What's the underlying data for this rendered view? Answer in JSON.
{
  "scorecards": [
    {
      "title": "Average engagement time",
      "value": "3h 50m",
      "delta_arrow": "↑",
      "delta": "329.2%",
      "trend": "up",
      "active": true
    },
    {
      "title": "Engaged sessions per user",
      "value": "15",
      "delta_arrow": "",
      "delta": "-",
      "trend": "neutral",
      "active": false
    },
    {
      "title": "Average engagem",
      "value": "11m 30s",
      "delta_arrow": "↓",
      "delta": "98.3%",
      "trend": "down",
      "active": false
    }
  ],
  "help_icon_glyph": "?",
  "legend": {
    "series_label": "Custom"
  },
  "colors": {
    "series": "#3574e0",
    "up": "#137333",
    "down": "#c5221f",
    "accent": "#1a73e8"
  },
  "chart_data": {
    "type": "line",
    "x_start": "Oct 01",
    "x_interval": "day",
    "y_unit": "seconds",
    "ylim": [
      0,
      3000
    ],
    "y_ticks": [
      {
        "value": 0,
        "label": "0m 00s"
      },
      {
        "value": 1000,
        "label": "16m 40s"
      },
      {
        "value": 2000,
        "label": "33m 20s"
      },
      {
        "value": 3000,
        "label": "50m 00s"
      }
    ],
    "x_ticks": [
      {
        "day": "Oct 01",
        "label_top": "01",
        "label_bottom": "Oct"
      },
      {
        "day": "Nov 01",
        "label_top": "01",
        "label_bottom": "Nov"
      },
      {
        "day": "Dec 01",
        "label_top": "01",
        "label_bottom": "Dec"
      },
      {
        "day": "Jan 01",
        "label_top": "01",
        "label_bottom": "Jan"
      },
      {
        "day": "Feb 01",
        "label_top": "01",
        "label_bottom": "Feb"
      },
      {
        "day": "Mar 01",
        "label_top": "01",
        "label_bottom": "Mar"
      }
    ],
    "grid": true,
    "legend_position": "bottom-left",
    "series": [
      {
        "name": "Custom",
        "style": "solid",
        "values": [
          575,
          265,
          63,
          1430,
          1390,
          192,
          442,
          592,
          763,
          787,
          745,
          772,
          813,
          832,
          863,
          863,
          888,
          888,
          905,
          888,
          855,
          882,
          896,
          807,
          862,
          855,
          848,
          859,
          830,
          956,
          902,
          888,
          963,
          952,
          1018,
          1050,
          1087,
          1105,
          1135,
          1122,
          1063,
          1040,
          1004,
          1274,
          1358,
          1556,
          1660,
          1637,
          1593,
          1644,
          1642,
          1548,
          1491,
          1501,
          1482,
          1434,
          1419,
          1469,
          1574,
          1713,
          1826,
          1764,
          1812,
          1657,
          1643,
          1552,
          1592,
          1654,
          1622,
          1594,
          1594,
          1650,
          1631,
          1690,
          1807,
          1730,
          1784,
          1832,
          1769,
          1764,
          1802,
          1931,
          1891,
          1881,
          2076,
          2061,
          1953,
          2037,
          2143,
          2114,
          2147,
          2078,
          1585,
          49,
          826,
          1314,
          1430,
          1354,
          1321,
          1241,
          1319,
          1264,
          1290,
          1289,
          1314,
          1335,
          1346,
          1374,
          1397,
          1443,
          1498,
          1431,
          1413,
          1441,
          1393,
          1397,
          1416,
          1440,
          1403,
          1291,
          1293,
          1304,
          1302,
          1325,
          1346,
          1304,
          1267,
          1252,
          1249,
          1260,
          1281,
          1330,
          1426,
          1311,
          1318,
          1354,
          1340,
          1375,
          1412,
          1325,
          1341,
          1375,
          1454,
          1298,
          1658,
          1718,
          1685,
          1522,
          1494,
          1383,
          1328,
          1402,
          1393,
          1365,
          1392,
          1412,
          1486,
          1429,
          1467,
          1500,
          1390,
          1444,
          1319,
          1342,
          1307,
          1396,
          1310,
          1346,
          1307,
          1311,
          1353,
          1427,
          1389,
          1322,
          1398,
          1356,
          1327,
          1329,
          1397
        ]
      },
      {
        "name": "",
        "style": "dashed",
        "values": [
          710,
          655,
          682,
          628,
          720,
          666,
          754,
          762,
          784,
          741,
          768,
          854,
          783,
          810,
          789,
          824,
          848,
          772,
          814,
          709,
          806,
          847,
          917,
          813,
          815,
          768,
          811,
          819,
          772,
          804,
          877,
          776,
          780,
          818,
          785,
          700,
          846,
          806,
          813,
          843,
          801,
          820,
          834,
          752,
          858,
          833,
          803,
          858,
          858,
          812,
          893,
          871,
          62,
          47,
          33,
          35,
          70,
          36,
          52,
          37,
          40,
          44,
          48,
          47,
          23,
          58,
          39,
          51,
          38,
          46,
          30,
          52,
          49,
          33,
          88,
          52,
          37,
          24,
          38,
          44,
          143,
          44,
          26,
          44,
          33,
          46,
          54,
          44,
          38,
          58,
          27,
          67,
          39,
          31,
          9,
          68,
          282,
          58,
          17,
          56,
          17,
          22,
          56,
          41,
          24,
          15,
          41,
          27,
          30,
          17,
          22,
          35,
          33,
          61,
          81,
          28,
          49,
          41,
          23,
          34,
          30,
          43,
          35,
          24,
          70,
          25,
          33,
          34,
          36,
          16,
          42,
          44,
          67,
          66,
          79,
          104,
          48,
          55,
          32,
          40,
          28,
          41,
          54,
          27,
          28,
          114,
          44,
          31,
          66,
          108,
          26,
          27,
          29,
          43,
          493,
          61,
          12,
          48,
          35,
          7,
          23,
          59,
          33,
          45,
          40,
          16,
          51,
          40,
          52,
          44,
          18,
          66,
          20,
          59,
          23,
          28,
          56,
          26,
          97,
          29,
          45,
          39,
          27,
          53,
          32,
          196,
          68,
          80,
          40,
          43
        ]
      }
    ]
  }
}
------------------------------------------------------------
• Your objective
Each line of the material above needs to be quoted exactly, please.

• Expected answer
What's the underlying data for this rendered view? Answer in JSON.
{
  "scorecards": [
    {
      "title": "Average engagement time",
      "value": "3h 50m",
      "delta_arrow": "↑",
      "delta": "329.2%",
      "trend": "up",
      "active": true
    },
    {
      "title": "Engaged sessions per user",
      "value": "15",
      "delta_arrow": "",
      "delta": "-",
      "trend": "neutral",
      "active": false
    },
    {
      "title": "Average engagem",
      "value": "11m 30s",
      "delta_arrow": "↓",
      "delta": "98.3%",
      "trend": "down",
      "active": false
    }
  ],
  "help_icon_glyph": "?",
  "legend": {
    "series_label": "Custom"
  },
  "colors": {
    "series": "#3574e0",
    "up": "#137333",
    "down": "#c5221f",
    "accent": "#1a73e8"
  },
  "chart_data": {
    "type": "line",
    "x_start": "Oct 01",
    "x_interval": "day",
    "y_unit": "seconds",
    "ylim": [
      0,
      3000
    ],
    "y_ticks": [
      {
        "value": 0,
        "label": "0m 00s"
      },
      {
        "value": 1000,
        "label": "16m 40s"
      },
      {
        "value": 2000,
        "label": "33m 20s"
      },
      {
        "value": 3000,
        "label": "50m 00s"
      }
    ],
    "x_ticks": [
      {
        "day": "Oct 01",
        "label_top": "01",
        "label_bottom": "Oct"
      },
      {
        "day": "Nov 01",
        "label_top": "01",
        "label_bottom": "Nov"
      },
      {
        "day": "Dec 01",
        "label_top": "01",
        "label_bottom": "Dec"
      },
      {
        "day": "Jan 01",
        "label_top": "01",
        "label_bottom": "Jan"
      },
      {
        "day": "Feb 01",
        "label_top": "01",
        "label_bottom": "Feb"
      },
      {
        "day": "Mar 01",
        "label_top": "01",
        "label_bottom": "Mar"
      }
    ],
    "grid": true,
    "legend_position": "bottom-left",
    "series": [
      {
        "name": "Custom",
        "style": "solid",
        "values": [
          575,
          265,
          63,
          1430,
          1390,
          192,
          442,
          592,
          763,
          787,
          745,
          772,
          813,
          832,
          863,
          863,
          888,
          888,
          905,
          888,
          855,
          882,
          896,
          807,
          862,
          855,
          848,
          859,
          830,
          956,
          902,
          888,
          963,
          952,
          1018,
          1050,
          1087,
          1105,
          1135,
          1122,
          1063,
          1040,
          1004,
          1274,
          1358,
          1556,
          1660,
          1637,
          1593,
          1644,
          1642,
          1548,
          1491,
          1501,
          1482,
          1434,
          1419,
          1469,
          1574,
          1713,
          1826,
          1764,
          1812,
          1657,
          1643,
          1552,
          1592,
          1654,
          1622,
          1594,
          1594,
          1650,
          1631,
          1690,
          1807,
          1730,
          1784,
          1832,
          1769,
          1764,
          1802,
          1931,
          1891,
          1881,
          2076,
          2061,
          1953,
          2037,
          2143,
          2114,
          2147,
          2078,
          1585,
          49,
          826,
          1314,
          1430,
          1354,
          1321,
          1241,
          1319,
          1264,
          1290,
          1289,
          1314,
          1335,
          1346,
          1374,
          1397,
          1443,
          1498,
          1431,
          1413,
          1441,
          1393,
          1397,
          1416,
          1440,
          1403,
          1291,
          1293,
          1304,
          1302,
          1325,
          1346,
          1304,
          1267,
          1252,
          1249,
          1260,
          1281,
          1330,
          1426,
          1311,
          1318,
          1354,
          1340,
          1375,
          1412,
          1325,
          1341,
          1375,
          1454,
          1298,
          1658,
          1718,
          1685,
          1522,
          1494,
          1383,
          1328,
          1402,
          1393,
          1365,
          1392,
          1412,
          1486,
          1429,
          1467,
          1500,
          1390,
          1444,
          1319,
          1342,
          1307,
          1396,
          1310,
          1346,
          1307,
          1311,
          1353,
          1427,
          1389,
          1322,
          1398,
          1356,
          1327,
          1329,
          1397
        ]
      },
      {
        "name": "",
        "style": "dashed",
        "values": [
          710,
          655,
          682,
          628,
          720,
          666,
          754,
          762,
          784,
          741,
          768,
          854,
          783,
          810,
          789,
          824,
          848,
          772,
          814,
          709,
          806,
          847,
          917,
          813,
          815,
          768,
          811,
          819,
          772,
          804,
          877,
          776,
          780,
          818,
          785,
          700,
          846,
          806,
          813,
          843,
          801,
          820,
          834,
          752,
          858,
          833,
          803,
          858,
          858,
          812,
          893,
          871,
          62,
          47,
          33,
          35,
          70,
          36,
          52,
          37,
          40,
          44,
          48,
          47,
          23,
          58,
          39,
          51,
          38,
          46,
          30,
          52,
          49,
          33,
          88,
          52,
          37,
          24,
          38,
          44,
          143,
          44,
          26,
          44,
          33,
          46,
          54,
          44,
          38,
          58,
          27,
          67,
          39,
          31,
          9,
          68,
          282,
          58,
          17,
          56,
          17,
          22,
          56,
          41,
          24,
          15,
          41,
          27,
          30,
          17,
          22,
          35,
          33,
          61,
          81,
          28,
          49,
          41,
          23,
          34,
          30,
          43,
          35,
          24,
          70,
          25,
          33,
          34,
          36,
          16,
          42,
          44,
          67,
          66,
          79,
          104,
          48,
          55,
          32,
          40,
          28,
          41,
          54,
          27,
          28,
          114,
          44,
          31,
          66,
          108,
          26,
          27,
          29,
          43,
          493,
          61,
          12,
          48,
          35,
          7,
          23,
          59,
          33,
          45,
          40,
          16,
          51,
          40,
          52,
          44,
          18,
          66,
          20,
          59,
          23,
          28,
          56,
          26,
          97,
          29,
          45,
          39,
          27,
          53,
          32,
          196,
          68,
          80,
          40,
          43
        ]
      }
    ]
  }
}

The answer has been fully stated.